[Figure content listings]
···
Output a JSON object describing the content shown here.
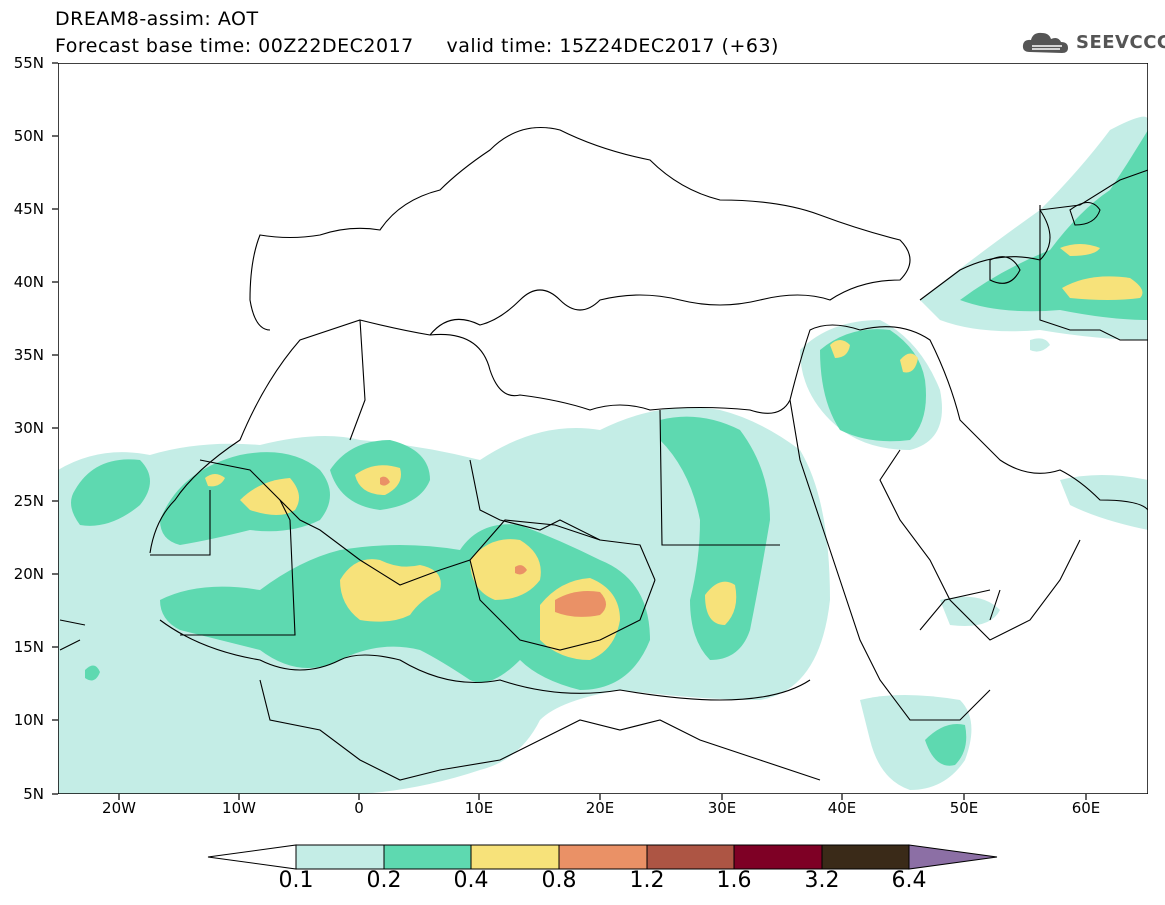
{
  "title": {
    "line1": "DREAM8-assim: AOT",
    "line2": "Forecast base time: 00Z22DEC2017     valid time: 15Z24DEC2017 (+63)"
  },
  "logo": {
    "text": "SEEVCCC",
    "icon": "cloud-logo-icon"
  },
  "axes": {
    "lat_labels": [
      "55N",
      "50N",
      "45N",
      "40N",
      "35N",
      "30N",
      "25N",
      "20N",
      "15N",
      "10N",
      "5N"
    ],
    "lon_labels": [
      "20W",
      "10W",
      "0",
      "10E",
      "20E",
      "30E",
      "40E",
      "50E",
      "60E"
    ],
    "lon_range": [
      -25,
      65
    ],
    "lat_range": [
      5,
      55
    ]
  },
  "colorbar": {
    "labels": [
      "0.1",
      "0.2",
      "0.4",
      "0.8",
      "1.2",
      "1.6",
      "3.2",
      "6.4"
    ],
    "colors": [
      "#ffffff",
      "#c4ede6",
      "#5ed9b0",
      "#f7e27a",
      "#ea9166",
      "#ad5544",
      "#7e0025",
      "#3a2a18",
      "#8c6fa5"
    ]
  }
}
···
§ **Directions for this task**: All records above are to be printed exactly, minus the pictures they contain.

§ **Answer to the task**:
Output a JSON object describing the content shown here.
{
  "title": {
    "line1": "DREAM8-assim: AOT",
    "line2": "Forecast base time: 00Z22DEC2017     valid time: 15Z24DEC2017 (+63)"
  },
  "logo": {
    "text": "SEEVCCC",
    "icon": "cloud-logo-icon"
  },
  "axes": {
    "lat_labels": [
      "55N",
      "50N",
      "45N",
      "40N",
      "35N",
      "30N",
      "25N",
      "20N",
      "15N",
      "10N",
      "5N"
    ],
    "lon_labels": [
      "20W",
      "10W",
      "0",
      "10E",
      "20E",
      "30E",
      "40E",
      "50E",
      "60E"
    ],
    "lon_range": [
      -25,
      65
    ],
    "lat_range": [
      5,
      55
    ]
  },
  "colorbar": {
    "labels": [
      "0.1",
      "0.2",
      "0.4",
      "0.8",
      "1.2",
      "1.6",
      "3.2",
      "6.4"
    ],
    "colors": [
      "#ffffff",
      "#c4ede6",
      "#5ed9b0",
      "#f7e27a",
      "#ea9166",
      "#ad5544",
      "#7e0025",
      "#3a2a18",
      "#8c6fa5"
    ]
  }
}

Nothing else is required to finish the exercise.